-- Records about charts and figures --
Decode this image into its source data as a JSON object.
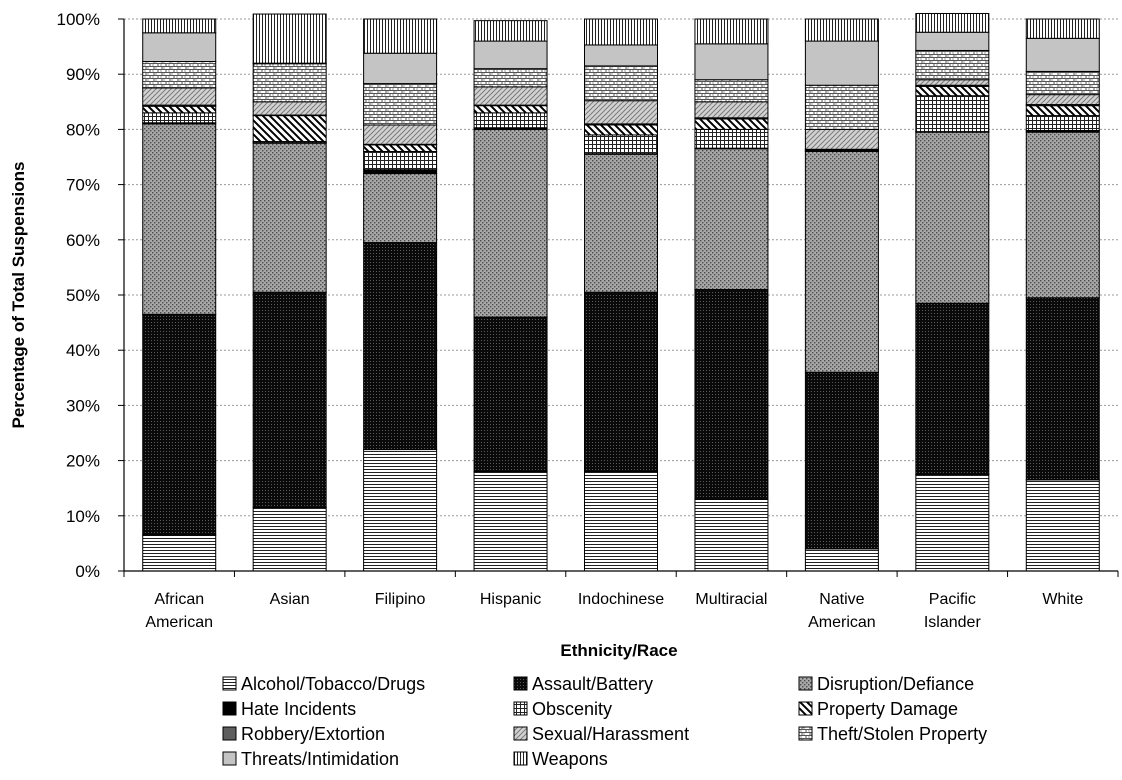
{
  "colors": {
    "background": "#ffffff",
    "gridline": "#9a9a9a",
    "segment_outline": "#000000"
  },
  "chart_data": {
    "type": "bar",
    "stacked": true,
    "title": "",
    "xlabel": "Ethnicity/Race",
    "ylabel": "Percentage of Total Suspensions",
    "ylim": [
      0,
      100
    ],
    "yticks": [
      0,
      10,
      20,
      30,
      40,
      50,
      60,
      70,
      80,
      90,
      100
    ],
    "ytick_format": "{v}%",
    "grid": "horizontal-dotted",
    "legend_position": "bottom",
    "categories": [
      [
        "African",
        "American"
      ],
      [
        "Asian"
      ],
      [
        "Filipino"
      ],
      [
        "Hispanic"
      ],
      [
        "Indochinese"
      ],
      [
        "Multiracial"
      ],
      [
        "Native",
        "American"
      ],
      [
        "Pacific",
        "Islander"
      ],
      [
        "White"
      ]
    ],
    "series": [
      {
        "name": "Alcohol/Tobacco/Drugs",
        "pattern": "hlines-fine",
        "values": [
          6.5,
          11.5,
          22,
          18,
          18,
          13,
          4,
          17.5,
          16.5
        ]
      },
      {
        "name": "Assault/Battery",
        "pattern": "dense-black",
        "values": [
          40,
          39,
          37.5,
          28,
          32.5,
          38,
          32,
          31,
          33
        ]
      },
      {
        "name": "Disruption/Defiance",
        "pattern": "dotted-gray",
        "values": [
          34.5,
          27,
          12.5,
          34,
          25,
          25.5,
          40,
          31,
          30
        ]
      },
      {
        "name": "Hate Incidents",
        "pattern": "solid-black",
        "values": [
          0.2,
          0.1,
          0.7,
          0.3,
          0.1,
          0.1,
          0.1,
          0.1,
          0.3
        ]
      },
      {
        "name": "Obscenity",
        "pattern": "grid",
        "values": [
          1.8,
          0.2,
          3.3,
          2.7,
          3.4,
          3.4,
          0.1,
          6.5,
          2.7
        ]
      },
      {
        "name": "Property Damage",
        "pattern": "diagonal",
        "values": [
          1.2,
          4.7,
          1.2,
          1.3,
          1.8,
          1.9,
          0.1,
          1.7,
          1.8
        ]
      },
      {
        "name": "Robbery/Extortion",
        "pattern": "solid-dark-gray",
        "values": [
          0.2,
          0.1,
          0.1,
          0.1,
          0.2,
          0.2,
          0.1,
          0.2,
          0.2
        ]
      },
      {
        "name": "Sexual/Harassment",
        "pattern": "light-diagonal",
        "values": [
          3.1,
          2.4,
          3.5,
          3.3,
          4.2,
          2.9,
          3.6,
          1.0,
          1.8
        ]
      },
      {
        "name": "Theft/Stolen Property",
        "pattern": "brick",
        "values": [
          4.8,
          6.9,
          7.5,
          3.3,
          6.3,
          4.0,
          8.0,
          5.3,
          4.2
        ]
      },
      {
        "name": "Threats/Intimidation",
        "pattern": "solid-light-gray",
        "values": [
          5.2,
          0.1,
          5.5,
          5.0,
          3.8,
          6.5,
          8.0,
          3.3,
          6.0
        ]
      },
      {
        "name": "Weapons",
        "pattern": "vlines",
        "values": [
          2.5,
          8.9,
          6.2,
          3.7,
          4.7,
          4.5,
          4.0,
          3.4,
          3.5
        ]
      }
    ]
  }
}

-- INSTRUCTION --
Figure out how many lines of the data above include "dotted", then give the number and nothing more.

-- OUTPUT OF THE EXERCISE --
2